Susan Black-Beth (27:33)
You know, I still in many times I just go to my search engine and I just start searching because a lot of times there’s press releases that are done as part of acquisitions, right? As an investor, like we want the world to know that we bought into a certain brand. ⁓ I will tell you another benefit of being PE backed that if we can go back 10 minutes in our conversation is a lot of times private equity, we do have contacts to potential franchisees.
Michelle Rowan (27:53)
Of course.
Susan Black-Beth (27:59)
And so we can help you build out your system with professional franchisees who, especially on the food side, I would say it happens a lot more frequently. These are really big, really professional multi-unit franchisees and we can help you get to those. ⁓
Where was I going with my point after that? Private equity. you can go to your search engines. Sorry, I’m a woman of a certain age every once in a while. Anyways, I see you and I raise you a little eyebrow, a little lip sweat, Michelle. But I go, is that funny? We can’t help ourselves. We don’t have to take this too terribly seriously, right? Like we are still moving forward with businesses. I just go to my search engines and I look. ⁓ If I were a prospective franchisee and I’m
Michelle Rowan (28:25)
I see you.
That’s right. That’s right.
Susan Black-Beth (28:47)
going to coach somebody on this later today, I would ask. I would ask the question before I sign the contract. So whoever is my development main contact or my sales main contact, I would say, hey, are you guys currently private equity backed or institutional capital backed? Do you have outside in capital?

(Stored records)
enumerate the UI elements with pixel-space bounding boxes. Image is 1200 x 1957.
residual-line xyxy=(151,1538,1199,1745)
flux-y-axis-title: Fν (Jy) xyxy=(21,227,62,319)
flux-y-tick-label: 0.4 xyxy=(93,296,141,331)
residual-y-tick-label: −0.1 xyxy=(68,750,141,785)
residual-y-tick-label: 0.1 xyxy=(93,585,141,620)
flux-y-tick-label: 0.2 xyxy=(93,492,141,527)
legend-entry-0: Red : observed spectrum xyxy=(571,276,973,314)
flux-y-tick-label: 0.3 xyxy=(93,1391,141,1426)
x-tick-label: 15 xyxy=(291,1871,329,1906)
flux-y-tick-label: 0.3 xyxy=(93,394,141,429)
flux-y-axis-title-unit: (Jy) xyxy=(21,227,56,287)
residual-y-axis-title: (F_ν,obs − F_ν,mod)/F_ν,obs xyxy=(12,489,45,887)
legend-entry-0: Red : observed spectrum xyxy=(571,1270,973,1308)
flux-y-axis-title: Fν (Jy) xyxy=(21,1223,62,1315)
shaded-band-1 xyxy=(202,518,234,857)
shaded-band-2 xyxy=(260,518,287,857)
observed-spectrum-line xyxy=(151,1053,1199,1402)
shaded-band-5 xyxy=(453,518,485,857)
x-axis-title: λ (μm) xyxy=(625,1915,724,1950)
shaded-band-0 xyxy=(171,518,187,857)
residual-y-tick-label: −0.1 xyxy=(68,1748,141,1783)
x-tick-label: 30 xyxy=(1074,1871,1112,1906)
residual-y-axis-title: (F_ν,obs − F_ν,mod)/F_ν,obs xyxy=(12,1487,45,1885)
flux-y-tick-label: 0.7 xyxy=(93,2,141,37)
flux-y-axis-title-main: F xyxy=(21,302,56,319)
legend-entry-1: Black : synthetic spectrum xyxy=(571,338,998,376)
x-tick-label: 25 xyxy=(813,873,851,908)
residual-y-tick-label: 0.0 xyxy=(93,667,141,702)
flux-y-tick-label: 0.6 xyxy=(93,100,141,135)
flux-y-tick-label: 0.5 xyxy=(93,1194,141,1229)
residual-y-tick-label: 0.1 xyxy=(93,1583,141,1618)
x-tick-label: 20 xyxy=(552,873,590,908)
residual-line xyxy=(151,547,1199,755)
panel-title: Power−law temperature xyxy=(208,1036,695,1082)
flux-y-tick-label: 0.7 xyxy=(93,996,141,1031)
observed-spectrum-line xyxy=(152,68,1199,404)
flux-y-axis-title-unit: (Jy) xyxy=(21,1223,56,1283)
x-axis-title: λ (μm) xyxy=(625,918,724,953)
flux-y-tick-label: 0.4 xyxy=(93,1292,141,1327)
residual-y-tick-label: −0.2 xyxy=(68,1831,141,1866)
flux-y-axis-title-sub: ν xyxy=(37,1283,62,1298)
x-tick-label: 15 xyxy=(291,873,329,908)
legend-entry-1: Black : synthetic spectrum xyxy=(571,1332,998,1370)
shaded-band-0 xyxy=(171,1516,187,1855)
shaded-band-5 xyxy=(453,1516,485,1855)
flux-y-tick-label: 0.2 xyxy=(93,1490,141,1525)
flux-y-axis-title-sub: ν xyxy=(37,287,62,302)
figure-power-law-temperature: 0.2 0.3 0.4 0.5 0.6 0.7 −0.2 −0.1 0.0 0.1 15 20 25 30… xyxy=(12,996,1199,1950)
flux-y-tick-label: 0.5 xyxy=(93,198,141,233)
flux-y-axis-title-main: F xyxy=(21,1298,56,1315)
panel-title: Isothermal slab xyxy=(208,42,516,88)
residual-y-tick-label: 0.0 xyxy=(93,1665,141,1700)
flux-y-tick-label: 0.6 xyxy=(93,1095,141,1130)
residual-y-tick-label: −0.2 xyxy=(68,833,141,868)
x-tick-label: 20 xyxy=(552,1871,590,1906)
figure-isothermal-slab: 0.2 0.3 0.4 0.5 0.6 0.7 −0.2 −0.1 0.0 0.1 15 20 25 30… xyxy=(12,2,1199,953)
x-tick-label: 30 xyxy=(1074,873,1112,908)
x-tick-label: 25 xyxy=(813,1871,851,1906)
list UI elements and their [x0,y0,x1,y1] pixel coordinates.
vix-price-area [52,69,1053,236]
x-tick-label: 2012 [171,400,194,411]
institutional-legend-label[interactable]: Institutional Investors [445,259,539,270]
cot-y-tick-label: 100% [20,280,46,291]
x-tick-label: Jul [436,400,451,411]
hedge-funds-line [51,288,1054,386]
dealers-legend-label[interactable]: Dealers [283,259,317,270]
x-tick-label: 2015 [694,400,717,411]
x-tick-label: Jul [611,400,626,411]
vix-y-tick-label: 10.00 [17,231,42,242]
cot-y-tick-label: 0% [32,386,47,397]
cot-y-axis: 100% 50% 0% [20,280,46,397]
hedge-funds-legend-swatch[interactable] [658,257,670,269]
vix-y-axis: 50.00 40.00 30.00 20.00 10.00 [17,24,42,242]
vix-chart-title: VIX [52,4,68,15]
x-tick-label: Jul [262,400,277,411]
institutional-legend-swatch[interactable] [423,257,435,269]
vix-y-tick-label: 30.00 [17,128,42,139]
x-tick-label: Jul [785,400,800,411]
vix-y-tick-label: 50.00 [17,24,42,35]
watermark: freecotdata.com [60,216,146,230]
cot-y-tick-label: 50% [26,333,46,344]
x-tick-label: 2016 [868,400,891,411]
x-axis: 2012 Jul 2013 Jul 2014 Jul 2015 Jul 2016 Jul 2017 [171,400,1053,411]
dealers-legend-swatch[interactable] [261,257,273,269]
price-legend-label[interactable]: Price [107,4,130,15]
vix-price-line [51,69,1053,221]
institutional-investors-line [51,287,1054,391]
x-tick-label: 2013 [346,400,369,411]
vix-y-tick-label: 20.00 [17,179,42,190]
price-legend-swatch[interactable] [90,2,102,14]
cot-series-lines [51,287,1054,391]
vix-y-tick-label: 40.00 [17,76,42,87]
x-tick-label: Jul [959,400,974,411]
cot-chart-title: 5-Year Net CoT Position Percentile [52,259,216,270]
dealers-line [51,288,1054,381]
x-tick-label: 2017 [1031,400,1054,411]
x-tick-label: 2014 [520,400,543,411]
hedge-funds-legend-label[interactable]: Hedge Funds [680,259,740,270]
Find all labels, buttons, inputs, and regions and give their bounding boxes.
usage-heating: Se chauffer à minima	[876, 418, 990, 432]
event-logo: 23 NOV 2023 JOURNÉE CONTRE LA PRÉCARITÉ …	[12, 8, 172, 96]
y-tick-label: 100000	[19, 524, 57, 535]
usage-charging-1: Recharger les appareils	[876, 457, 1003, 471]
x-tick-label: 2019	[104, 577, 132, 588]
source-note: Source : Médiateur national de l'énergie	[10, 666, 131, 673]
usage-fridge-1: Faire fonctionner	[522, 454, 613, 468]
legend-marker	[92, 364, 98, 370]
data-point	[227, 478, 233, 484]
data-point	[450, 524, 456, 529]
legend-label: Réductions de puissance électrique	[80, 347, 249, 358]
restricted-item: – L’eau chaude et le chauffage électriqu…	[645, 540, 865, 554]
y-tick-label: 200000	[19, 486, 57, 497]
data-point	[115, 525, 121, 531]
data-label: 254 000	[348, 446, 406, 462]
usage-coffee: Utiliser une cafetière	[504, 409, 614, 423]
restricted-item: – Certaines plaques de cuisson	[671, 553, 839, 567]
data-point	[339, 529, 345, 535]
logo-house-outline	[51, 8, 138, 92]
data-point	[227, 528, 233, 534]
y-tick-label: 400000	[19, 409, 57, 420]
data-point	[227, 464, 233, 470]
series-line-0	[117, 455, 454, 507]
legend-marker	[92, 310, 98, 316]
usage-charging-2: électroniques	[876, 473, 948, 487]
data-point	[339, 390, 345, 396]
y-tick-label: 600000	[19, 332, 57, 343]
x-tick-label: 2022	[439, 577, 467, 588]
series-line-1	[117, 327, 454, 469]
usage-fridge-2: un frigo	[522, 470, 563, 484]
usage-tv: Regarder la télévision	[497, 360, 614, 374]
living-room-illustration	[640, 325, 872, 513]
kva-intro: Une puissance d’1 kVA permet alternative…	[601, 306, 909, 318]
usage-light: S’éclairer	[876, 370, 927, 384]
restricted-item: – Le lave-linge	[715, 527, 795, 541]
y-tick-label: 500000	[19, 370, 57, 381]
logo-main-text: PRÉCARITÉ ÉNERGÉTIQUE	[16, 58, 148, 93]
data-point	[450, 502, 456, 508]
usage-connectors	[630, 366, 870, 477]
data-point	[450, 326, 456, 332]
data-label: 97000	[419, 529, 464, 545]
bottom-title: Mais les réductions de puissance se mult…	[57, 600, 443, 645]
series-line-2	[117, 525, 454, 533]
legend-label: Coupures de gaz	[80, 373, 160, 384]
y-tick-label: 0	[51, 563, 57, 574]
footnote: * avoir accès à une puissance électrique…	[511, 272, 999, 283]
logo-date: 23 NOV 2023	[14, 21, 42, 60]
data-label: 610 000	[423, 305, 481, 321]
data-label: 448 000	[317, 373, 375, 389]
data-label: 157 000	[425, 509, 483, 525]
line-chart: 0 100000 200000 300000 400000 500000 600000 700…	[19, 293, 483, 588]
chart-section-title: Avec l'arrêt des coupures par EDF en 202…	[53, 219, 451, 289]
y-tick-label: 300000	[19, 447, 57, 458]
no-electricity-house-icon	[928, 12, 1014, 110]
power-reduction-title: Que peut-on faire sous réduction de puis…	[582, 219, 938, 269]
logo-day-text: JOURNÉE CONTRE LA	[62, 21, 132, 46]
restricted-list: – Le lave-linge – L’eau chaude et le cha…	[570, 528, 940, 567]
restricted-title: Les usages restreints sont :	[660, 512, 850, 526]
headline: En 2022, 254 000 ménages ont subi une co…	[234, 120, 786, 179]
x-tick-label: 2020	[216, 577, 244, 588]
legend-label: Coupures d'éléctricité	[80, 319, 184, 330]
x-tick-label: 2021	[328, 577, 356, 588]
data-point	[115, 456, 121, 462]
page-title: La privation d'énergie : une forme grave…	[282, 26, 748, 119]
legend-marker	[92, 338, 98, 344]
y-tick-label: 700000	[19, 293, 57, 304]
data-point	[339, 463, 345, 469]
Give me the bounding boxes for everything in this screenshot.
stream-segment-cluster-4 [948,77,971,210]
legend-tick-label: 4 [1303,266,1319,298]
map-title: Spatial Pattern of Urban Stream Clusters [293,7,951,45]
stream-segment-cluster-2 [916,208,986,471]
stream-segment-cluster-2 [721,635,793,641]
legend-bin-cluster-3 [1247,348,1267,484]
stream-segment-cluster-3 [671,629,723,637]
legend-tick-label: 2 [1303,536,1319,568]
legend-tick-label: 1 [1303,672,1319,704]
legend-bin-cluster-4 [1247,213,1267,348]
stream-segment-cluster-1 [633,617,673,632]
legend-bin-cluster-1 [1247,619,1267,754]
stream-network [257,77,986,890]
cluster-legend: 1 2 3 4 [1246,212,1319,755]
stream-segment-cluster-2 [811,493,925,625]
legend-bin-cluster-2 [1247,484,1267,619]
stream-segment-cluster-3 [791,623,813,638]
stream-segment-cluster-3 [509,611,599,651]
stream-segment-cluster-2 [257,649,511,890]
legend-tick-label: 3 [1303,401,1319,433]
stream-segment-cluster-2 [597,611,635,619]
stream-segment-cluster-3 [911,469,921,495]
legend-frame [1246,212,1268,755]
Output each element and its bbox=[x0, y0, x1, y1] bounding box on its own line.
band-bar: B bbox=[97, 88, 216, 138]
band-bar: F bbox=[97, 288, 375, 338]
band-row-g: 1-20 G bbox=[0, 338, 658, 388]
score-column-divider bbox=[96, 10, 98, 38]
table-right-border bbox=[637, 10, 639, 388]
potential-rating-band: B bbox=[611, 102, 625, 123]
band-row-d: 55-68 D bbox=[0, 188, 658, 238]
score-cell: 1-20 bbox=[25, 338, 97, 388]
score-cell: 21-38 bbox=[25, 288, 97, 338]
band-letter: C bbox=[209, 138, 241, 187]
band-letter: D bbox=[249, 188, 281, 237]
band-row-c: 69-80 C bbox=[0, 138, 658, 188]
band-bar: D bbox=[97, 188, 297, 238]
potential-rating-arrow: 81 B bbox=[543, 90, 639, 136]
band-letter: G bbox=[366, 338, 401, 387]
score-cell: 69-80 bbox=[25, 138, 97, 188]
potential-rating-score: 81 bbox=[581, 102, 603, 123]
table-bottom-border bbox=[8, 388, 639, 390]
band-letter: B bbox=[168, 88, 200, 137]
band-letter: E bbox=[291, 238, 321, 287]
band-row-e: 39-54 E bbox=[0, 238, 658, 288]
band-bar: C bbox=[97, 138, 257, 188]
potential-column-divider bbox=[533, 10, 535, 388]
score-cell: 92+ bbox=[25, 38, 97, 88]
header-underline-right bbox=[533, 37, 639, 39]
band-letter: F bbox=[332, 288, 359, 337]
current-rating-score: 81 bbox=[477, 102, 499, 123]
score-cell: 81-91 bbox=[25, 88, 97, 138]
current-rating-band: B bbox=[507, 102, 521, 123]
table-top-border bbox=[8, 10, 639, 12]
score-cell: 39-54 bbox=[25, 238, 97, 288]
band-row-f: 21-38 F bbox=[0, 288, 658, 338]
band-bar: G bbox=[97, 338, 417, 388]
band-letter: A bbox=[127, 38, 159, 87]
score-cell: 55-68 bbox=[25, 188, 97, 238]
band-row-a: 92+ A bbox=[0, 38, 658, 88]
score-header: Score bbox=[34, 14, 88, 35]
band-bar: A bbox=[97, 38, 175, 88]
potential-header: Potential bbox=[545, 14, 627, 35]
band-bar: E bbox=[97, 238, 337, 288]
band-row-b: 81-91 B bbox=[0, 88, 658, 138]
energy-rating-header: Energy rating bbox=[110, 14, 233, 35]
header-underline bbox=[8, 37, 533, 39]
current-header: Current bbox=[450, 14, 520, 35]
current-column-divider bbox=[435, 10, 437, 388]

GIVEN TASK A
Reproduce the part of the franchising transcript that opens with the words containing "Michelle Rowan (27:53)" and closes with "right. That’s right.".
GIVEN TASK B
In the franchising transcript, what does Susan Black-Beth say private equity firms often have contacts to?
GIVEN TASK C
Finish out the next part of the franchising transcript, picking up after its last sentence.

FINAL ANSWER A
Michelle Rowan (27:53)
Of course.
Susan Black-Beth (27:59)
And so we can help you build out your system with professional franchisees who, especially on the food side, I would say it happens a lot more frequently. These are really big, really professional multi-unit franchisees and we can help you get to those. ⁓
Where was I going with my point after that? Private equity. you can go to your search engines. Sorry, I’m a woman of a certain age every once in a while. Anyways, I see you and I raise you a little eyebrow, a little lip sweat, Michelle. But I go, is that funny? We can’t help ourselves. We don’t have to take this too terribly seriously, right? Like we are still moving forward with businesses. I just go to my search engines and I look. ⁓ If I were a prospective franchisee and I’m
Michelle Rowan (28:25)
I see you.
That’s right. That’s right.

FINAL ANSWER B
Potential franchisees.

FINAL ANSWER C
Michelle Rowan (28:51)
Okay.
Susan Black-Beth (29:08)
⁓ And if you don’t, like, are there any plans for that? Can you share with me anything that you’re aware of that would change my day-to-day operating scenario? I will tell you, in honor of total transparency, a lot of times we don’t know. Right? If we’re the franchise or executive, a lot of times we are just cranking through the day. Right? And so we may not know. We may also not be able to disclose.
Michelle Rowan (29:23)
Yeah.
Susan Black-Beth (29:33)
And so I give a speech called the seven secrets of dynamic franchise cultures. And one of the seven secrets is that when you can share as a franchisor, do. Like when you can share, do. We don’t have to keep everything like top secret, but there are some things that we are either contractually or otherwise bound that we’re not able to share. But you can still ask the question.
Michelle Rowan (29:46)
always.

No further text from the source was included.